(Opdracht 1)
Haal uit de lijst de regels vanaf het begin tot en met de regel met "y-axis-label-1963: 1963 [23, 458, 84, 488]" en geef ze ongewijzigd weer.

Er wordt geen bepaalde organisatie van het onderwijs opgelegd, maar de opzet van de basisschool houdt het streven in het leerstofjaarklassensysteem en het zittenblijven af te schaffen.

Aan elke school zal een schoolkommissie moeten worden verbonden, waarin de ouders de meerderheid vormen. Het bevoegd gezag hoort de schoolkommissie over beslissingen die voor de school van belang zijn en de schoolkommissie kan ook zelf met voorstellen komen. De schoolbesturen zijn verplicht ouders of vertegenwoordigers van de ouders in het bestuur op te nemen. Er komt een nieuwe stichtingsprocedure en voorgesteld wordt om alle schoolgebouwen eigendom van de gemeente te laten blijven.

Dat zijn enkele hoofdpunten uit het koncept-wetsontwerp "Wet op het basisonderwijs", dat minister Van Kemenade op 4 juni 1976 aan de Staten-Generaal en de onderwijsorganisaties heeft toegestuurd.

De wet moet een grootscheepse operatie op gang brengen waarbij alle kleuterscholen en lagere scholen samen zullen smelten tot de nieuwe basisscholen. Daarbij zullen meer dan 15.000 scholen, meer dan 70.000 onderwijsgevenden en bijna 2 miljoen leerlingen betrokken zijn.

(Opdracht 2)
Schrijf een vervolg op de tekst over het koncept-wetsontwerp voor het basisonderwijs, aansluitend op de laatste zin.

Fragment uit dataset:
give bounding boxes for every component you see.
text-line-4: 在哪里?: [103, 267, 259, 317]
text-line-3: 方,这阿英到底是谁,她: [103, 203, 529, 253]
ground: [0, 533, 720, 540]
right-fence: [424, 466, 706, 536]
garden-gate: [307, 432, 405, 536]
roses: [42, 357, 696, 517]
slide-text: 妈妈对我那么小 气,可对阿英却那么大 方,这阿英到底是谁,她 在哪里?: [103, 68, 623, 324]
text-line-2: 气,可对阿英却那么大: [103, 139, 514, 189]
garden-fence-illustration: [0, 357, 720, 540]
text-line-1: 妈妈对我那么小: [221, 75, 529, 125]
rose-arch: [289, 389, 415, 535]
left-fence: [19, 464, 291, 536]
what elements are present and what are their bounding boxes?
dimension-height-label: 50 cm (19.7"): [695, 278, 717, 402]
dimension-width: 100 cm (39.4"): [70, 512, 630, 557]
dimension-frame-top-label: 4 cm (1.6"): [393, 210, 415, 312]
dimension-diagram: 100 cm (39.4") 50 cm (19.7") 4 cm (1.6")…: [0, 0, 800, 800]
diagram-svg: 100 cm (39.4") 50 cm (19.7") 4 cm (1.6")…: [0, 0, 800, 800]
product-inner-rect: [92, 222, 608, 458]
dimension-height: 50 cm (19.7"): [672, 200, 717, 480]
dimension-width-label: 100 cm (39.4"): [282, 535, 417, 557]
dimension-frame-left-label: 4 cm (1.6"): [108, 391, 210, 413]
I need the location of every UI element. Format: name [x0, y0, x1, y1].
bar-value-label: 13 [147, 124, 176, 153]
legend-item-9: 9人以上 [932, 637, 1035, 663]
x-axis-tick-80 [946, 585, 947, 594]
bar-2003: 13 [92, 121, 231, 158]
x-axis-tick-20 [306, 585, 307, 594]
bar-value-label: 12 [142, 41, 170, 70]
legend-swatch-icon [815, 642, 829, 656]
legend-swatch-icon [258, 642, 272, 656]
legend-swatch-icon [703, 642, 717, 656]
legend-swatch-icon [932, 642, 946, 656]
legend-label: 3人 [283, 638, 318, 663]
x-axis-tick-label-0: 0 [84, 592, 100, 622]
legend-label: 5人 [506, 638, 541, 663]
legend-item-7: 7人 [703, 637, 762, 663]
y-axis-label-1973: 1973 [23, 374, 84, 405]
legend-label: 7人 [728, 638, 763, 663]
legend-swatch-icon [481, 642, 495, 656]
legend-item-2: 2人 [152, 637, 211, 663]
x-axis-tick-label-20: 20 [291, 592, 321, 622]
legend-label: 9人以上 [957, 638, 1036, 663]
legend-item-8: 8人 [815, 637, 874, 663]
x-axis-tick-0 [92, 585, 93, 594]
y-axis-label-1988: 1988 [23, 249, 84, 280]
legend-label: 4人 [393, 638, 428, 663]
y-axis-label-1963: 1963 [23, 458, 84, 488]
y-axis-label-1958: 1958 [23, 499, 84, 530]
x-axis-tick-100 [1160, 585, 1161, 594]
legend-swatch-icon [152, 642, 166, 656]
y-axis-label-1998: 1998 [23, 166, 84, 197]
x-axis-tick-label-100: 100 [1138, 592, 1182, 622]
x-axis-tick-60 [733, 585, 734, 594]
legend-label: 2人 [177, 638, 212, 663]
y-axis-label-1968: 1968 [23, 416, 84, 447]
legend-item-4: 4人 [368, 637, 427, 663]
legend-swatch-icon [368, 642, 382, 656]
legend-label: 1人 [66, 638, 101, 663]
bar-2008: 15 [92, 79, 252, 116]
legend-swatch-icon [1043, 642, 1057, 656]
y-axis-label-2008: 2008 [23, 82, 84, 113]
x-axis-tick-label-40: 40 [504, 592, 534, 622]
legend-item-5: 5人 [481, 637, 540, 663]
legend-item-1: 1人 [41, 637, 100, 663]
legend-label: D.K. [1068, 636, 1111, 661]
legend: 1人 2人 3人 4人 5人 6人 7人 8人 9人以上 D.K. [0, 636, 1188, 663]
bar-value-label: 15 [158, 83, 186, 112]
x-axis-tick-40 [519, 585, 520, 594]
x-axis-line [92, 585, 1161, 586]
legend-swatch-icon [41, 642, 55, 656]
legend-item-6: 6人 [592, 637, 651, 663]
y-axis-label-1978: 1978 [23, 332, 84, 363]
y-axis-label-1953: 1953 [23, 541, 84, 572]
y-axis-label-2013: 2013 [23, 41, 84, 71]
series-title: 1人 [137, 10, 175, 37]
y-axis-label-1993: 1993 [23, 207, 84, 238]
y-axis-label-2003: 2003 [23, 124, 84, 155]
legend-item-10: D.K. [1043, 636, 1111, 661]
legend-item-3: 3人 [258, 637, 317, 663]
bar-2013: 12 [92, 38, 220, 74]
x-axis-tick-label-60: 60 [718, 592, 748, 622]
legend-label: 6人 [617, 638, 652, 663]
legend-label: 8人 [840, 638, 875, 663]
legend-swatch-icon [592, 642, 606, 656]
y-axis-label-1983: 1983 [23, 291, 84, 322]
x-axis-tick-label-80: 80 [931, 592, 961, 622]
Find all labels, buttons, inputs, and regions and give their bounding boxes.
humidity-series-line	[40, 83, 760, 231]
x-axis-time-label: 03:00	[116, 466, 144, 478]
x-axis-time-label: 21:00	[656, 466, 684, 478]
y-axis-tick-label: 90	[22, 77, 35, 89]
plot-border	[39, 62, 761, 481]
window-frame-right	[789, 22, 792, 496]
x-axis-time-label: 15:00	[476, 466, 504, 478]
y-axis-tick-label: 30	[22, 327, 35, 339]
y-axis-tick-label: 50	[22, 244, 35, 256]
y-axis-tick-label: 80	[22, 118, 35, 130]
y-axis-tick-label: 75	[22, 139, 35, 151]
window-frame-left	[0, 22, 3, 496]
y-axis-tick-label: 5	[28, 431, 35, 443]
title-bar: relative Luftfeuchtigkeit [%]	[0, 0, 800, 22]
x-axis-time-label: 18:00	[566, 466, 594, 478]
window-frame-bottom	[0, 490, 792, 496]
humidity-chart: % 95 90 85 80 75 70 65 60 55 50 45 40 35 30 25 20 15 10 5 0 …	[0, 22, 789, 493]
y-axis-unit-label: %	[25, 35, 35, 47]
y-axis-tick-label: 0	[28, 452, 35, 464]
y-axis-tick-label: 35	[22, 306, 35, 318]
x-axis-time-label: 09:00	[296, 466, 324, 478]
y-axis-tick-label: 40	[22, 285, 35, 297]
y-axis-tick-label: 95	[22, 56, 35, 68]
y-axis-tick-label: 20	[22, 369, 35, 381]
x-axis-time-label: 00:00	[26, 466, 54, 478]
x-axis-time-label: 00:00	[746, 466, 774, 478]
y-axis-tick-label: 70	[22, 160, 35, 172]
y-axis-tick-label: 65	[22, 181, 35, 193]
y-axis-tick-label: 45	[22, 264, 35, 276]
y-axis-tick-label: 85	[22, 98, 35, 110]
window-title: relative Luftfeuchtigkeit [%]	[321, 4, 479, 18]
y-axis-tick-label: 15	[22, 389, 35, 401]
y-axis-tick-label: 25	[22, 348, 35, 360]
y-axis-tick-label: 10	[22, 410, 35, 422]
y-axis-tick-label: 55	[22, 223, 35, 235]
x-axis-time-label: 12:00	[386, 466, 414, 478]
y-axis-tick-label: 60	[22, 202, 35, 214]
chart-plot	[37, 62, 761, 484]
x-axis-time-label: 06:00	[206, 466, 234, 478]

(Resultaat 1)
give bounding boxes for every component you see.
text-line-4: 在哪里?: [103, 267, 259, 317]
text-line-3: 方,这阿英到底是谁,她: [103, 203, 529, 253]
ground: [0, 533, 720, 540]
right-fence: [424, 466, 706, 536]
garden-gate: [307, 432, 405, 536]
roses: [42, 357, 696, 517]
slide-text: 妈妈对我那么小 气,可对阿英却那么大 方,这阿英到底是谁,她 在哪里?: [103, 68, 623, 324]
text-line-2: 气,可对阿英却那么大: [103, 139, 514, 189]
garden-fence-illustration: [0, 357, 720, 540]
text-line-1: 妈妈对我那么小: [221, 75, 529, 125]
rose-arch: [289, 389, 415, 535]
left-fence: [19, 464, 291, 536]
what elements are present and what are their bounding boxes?
dimension-height-label: 50 cm (19.7"): [695, 278, 717, 402]
dimension-width: 100 cm (39.4"): [70, 512, 630, 557]
dimension-frame-top-label: 4 cm (1.6"): [393, 210, 415, 312]
dimension-diagram: 100 cm (39.4") 50 cm (19.7") 4 cm (1.6")…: [0, 0, 800, 800]
diagram-svg: 100 cm (39.4") 50 cm (19.7") 4 cm (1.6")…: [0, 0, 800, 800]
product-inner-rect: [92, 222, 608, 458]
dimension-height: 50 cm (19.7"): [672, 200, 717, 480]
dimension-width-label: 100 cm (39.4"): [282, 535, 417, 557]
dimension-frame-left-label: 4 cm (1.6"): [108, 391, 210, 413]
I need the location of every UI element. Format: name [x0, y0, x1, y1].
bar-value-label: 13 [147, 124, 176, 153]
legend-item-9: 9人以上 [932, 637, 1035, 663]
x-axis-tick-80 [946, 585, 947, 594]
bar-2003: 13 [92, 121, 231, 158]
x-axis-tick-20 [306, 585, 307, 594]
bar-value-label: 12 [142, 41, 170, 70]
legend-swatch-icon [815, 642, 829, 656]
legend-swatch-icon [258, 642, 272, 656]
legend-swatch-icon [703, 642, 717, 656]
legend-swatch-icon [932, 642, 946, 656]
legend-label: 3人 [283, 638, 318, 663]
x-axis-tick-label-0: 0 [84, 592, 100, 622]
legend-label: 5人 [506, 638, 541, 663]
legend-item-7: 7人 [703, 637, 762, 663]
y-axis-label-1973: 1973 [23, 374, 84, 405]
legend-label: 7人 [728, 638, 763, 663]
legend-swatch-icon [481, 642, 495, 656]
legend-item-2: 2人 [152, 637, 211, 663]
x-axis-tick-label-20: 20 [291, 592, 321, 622]
legend-label: 9人以上 [957, 638, 1036, 663]
legend-item-8: 8人 [815, 637, 874, 663]
x-axis-tick-0 [92, 585, 93, 594]
y-axis-label-1988: 1988 [23, 249, 84, 280]
legend-label: 4人 [393, 638, 428, 663]
y-axis-label-1963: 1963 [23, 458, 84, 488]

(Resultaat 2)
Het huidige lager onderwijs wordt geregeld door de Lager-onderwijswet 1920; de Kleuteronderwijswet dateert van 1955. Sindsdien worden er heel andere eisen aan het onderwijs gesteld en bovendien zijn beide schooltypen meer naar elkaar toegegroeid. Toen staatssekretaris Grosheide in 1970 met een voorontwerp van een wet op het basisonderwijs kwam, vielen er in de kommentaren twee grote bezwaren te beluisteren. In de eerste plaats vroegen de organisaties unaniem het kleuteronderwijs bij deze operatie te betrekken. Ten tweede bekritiseerde men de zwakke plaats van de ouders in het onderwijsgebeuren. In de nieuwe regeling van minister Van Kemenade komen beide zaken aan hun trekken.

Doelstelling

In de memorie van toelichting op het koncept-wetsontwerp staat, dat de integratie van kleuter-en lager onderwijs geen doel op zichzelf is, maar een voorwaarde voor het zo goed mogelijk waarborgen van een doorlopend ontwikkelingsproces van de leerling. Een tweede voorwaarde is een gedifferentieerd en geïndividualiseerd onderwijs of, met andere woorden, een onderwijs waarin rekening wordt gehouden met de individuele verschillen tussen de leerlingen. Het ontwikkelings-en leerproces vindt plaats in relatie tot anderen. Het is een pedagogische en maatschappelijke eis, dat de leerlingen de gelegenlieid krijgen deze relaties te versterken en zo op te bouwen, dat zij leren medeverantwoordelijkheid te dragen voor de leefsituatie waarvan zij deel uitmaken.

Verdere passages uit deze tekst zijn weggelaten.